▸ THE DATA

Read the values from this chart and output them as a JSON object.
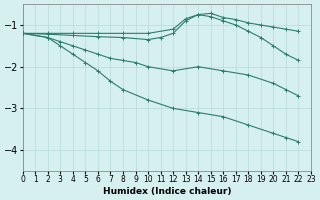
{
  "xlabel": "Humidex (Indice chaleur)",
  "ylabel": "",
  "bg_color": "#d6f0f0",
  "line_color": "#2a7d6b",
  "grid_color": "#b8dada",
  "xlim": [
    0,
    23
  ],
  "ylim": [
    -4.5,
    -0.5
  ],
  "yticks": [
    -4,
    -3,
    -2,
    -1
  ],
  "xticks": [
    0,
    1,
    2,
    3,
    4,
    5,
    6,
    7,
    8,
    9,
    10,
    11,
    12,
    13,
    14,
    15,
    16,
    17,
    18,
    19,
    20,
    21,
    22,
    23
  ],
  "lines": [
    {
      "x": [
        0,
        2,
        4,
        6,
        8,
        10,
        12,
        13,
        14,
        15,
        16,
        17,
        18,
        19,
        20,
        21,
        22
      ],
      "y": [
        -1.2,
        -1.2,
        -1.2,
        -1.2,
        -1.2,
        -1.2,
        -1.1,
        -0.85,
        -0.75,
        -0.72,
        -0.82,
        -0.87,
        -0.95,
        -1.0,
        -1.05,
        -1.1,
        -1.15
      ]
    },
    {
      "x": [
        0,
        2,
        4,
        6,
        8,
        10,
        11,
        12,
        13,
        14,
        15,
        16,
        17,
        18,
        19,
        20,
        21,
        22
      ],
      "y": [
        -1.2,
        -1.22,
        -1.25,
        -1.28,
        -1.3,
        -1.35,
        -1.3,
        -1.2,
        -0.9,
        -0.75,
        -0.8,
        -0.9,
        -1.0,
        -1.15,
        -1.3,
        -1.5,
        -1.7,
        -1.85
      ]
    },
    {
      "x": [
        0,
        2,
        3,
        4,
        5,
        6,
        7,
        8,
        9,
        10,
        12,
        14,
        16,
        18,
        20,
        21,
        22
      ],
      "y": [
        -1.2,
        -1.3,
        -1.4,
        -1.5,
        -1.6,
        -1.7,
        -1.8,
        -1.85,
        -1.9,
        -2.0,
        -2.1,
        -2.0,
        -2.1,
        -2.2,
        -2.4,
        -2.55,
        -2.7
      ]
    },
    {
      "x": [
        0,
        2,
        3,
        4,
        5,
        6,
        7,
        8,
        10,
        12,
        14,
        16,
        18,
        20,
        21,
        22
      ],
      "y": [
        -1.2,
        -1.3,
        -1.5,
        -1.7,
        -1.9,
        -2.1,
        -2.35,
        -2.55,
        -2.8,
        -3.0,
        -3.1,
        -3.2,
        -3.4,
        -3.6,
        -3.7,
        -3.8
      ]
    }
  ]
}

▸ PROBLEM DESCRIPTION
Nothing in the entries should change as you copy them, except that the pictures are left out.

▸ THE ANSWER
Read the values from this chart and output them as a JSON object.
{
  "xlabel": "Humidex (Indice chaleur)",
  "ylabel": "",
  "bg_color": "#d6f0f0",
  "line_color": "#2a7d6b",
  "grid_color": "#b8dada",
  "xlim": [
    0,
    23
  ],
  "ylim": [
    -4.5,
    -0.5
  ],
  "yticks": [
    -4,
    -3,
    -2,
    -1
  ],
  "xticks": [
    0,
    1,
    2,
    3,
    4,
    5,
    6,
    7,
    8,
    9,
    10,
    11,
    12,
    13,
    14,
    15,
    16,
    17,
    18,
    19,
    20,
    21,
    22,
    23
  ],
  "lines": [
    {
      "x": [
        0,
        2,
        4,
        6,
        8,
        10,
        12,
        13,
        14,
        15,
        16,
        17,
        18,
        19,
        20,
        21,
        22
      ],
      "y": [
        -1.2,
        -1.2,
        -1.2,
        -1.2,
        -1.2,
        -1.2,
        -1.1,
        -0.85,
        -0.75,
        -0.72,
        -0.82,
        -0.87,
        -0.95,
        -1.0,
        -1.05,
        -1.1,
        -1.15
      ]
    },
    {
      "x": [
        0,
        2,
        4,
        6,
        8,
        10,
        11,
        12,
        13,
        14,
        15,
        16,
        17,
        18,
        19,
        20,
        21,
        22
      ],
      "y": [
        -1.2,
        -1.22,
        -1.25,
        -1.28,
        -1.3,
        -1.35,
        -1.3,
        -1.2,
        -0.9,
        -0.75,
        -0.8,
        -0.9,
        -1.0,
        -1.15,
        -1.3,
        -1.5,
        -1.7,
        -1.85
      ]
    },
    {
      "x": [
        0,
        2,
        3,
        4,
        5,
        6,
        7,
        8,
        9,
        10,
        12,
        14,
        16,
        18,
        20,
        21,
        22
      ],
      "y": [
        -1.2,
        -1.3,
        -1.4,
        -1.5,
        -1.6,
        -1.7,
        -1.8,
        -1.85,
        -1.9,
        -2.0,
        -2.1,
        -2.0,
        -2.1,
        -2.2,
        -2.4,
        -2.55,
        -2.7
      ]
    },
    {
      "x": [
        0,
        2,
        3,
        4,
        5,
        6,
        7,
        8,
        10,
        12,
        14,
        16,
        18,
        20,
        21,
        22
      ],
      "y": [
        -1.2,
        -1.3,
        -1.5,
        -1.7,
        -1.9,
        -2.1,
        -2.35,
        -2.55,
        -2.8,
        -3.0,
        -3.1,
        -3.2,
        -3.4,
        -3.6,
        -3.7,
        -3.8
      ]
    }
  ]
}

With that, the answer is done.